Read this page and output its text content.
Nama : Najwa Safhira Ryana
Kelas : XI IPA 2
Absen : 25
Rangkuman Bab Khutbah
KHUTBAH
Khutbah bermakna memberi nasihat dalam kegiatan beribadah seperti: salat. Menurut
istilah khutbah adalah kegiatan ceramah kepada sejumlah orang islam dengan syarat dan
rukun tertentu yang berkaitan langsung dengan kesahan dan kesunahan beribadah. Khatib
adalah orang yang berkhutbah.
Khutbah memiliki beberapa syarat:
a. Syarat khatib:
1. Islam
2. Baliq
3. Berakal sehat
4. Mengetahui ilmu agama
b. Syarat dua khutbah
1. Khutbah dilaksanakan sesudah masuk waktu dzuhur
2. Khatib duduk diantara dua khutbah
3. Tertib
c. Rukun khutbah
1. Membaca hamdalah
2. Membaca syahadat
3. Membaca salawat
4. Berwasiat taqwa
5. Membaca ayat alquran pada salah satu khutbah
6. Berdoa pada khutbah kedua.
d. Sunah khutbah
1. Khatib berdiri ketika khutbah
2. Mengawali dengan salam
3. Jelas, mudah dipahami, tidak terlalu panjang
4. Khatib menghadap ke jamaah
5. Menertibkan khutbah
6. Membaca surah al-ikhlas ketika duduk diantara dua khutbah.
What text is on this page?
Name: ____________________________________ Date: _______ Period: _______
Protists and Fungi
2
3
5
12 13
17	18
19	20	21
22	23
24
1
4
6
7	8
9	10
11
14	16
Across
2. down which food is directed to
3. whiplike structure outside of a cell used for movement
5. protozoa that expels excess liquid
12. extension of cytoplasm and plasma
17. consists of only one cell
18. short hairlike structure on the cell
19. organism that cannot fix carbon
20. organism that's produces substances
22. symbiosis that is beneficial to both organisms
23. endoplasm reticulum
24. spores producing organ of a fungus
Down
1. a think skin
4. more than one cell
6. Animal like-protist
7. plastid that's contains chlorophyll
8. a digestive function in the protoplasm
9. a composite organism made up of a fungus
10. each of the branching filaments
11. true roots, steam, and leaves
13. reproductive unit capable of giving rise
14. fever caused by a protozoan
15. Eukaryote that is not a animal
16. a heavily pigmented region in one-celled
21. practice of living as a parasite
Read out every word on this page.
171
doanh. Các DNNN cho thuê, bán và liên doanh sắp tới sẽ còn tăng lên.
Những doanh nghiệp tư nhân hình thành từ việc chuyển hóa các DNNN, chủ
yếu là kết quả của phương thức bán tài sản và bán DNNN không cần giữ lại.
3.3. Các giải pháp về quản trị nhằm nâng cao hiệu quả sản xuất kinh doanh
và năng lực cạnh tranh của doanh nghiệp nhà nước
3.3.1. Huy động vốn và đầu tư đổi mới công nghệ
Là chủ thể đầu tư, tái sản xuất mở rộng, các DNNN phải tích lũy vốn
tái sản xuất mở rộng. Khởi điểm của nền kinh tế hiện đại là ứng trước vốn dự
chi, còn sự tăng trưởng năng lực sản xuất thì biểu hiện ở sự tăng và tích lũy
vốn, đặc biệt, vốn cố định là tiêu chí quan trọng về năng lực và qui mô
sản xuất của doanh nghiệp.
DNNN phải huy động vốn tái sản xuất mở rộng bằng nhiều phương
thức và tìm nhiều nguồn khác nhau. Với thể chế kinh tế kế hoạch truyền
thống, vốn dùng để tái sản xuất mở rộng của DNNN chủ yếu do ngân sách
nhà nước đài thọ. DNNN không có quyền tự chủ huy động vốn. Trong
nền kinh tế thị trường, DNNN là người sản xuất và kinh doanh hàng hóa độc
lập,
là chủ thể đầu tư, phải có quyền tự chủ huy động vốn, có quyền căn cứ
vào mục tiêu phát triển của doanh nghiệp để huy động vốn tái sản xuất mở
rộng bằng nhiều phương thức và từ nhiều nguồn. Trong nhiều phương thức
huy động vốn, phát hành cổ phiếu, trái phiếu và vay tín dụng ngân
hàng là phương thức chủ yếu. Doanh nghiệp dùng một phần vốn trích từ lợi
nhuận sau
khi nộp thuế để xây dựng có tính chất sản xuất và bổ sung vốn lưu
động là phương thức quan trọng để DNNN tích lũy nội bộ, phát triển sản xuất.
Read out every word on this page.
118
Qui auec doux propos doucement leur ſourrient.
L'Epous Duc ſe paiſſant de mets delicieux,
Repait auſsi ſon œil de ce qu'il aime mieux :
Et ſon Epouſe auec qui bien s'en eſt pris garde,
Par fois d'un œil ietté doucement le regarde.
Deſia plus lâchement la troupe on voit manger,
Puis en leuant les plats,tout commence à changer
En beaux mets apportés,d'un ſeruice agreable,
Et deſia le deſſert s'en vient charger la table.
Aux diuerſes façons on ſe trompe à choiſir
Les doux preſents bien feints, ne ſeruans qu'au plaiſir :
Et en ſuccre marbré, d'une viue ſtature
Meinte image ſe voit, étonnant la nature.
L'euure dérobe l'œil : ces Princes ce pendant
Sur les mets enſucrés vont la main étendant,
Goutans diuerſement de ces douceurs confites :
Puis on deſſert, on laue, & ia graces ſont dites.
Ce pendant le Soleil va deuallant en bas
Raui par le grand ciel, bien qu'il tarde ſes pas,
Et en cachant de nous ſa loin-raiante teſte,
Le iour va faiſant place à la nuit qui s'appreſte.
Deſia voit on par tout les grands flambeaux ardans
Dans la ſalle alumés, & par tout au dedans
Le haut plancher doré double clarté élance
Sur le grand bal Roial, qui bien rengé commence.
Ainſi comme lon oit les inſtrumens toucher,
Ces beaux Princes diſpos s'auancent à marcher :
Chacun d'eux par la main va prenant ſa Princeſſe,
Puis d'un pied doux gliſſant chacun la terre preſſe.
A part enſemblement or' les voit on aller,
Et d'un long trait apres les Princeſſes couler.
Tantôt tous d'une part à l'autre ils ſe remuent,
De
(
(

=======

__Work to complete__. Look through the material and copy each line that has "doux".

__Written response__.
Qui auec doux propos doucement leur ſourrient.
Les doux preſents bien feints, ne ſeruans qu'au plaiſir :
Puis d'un pied doux gliſſant chacun la terre preſſe.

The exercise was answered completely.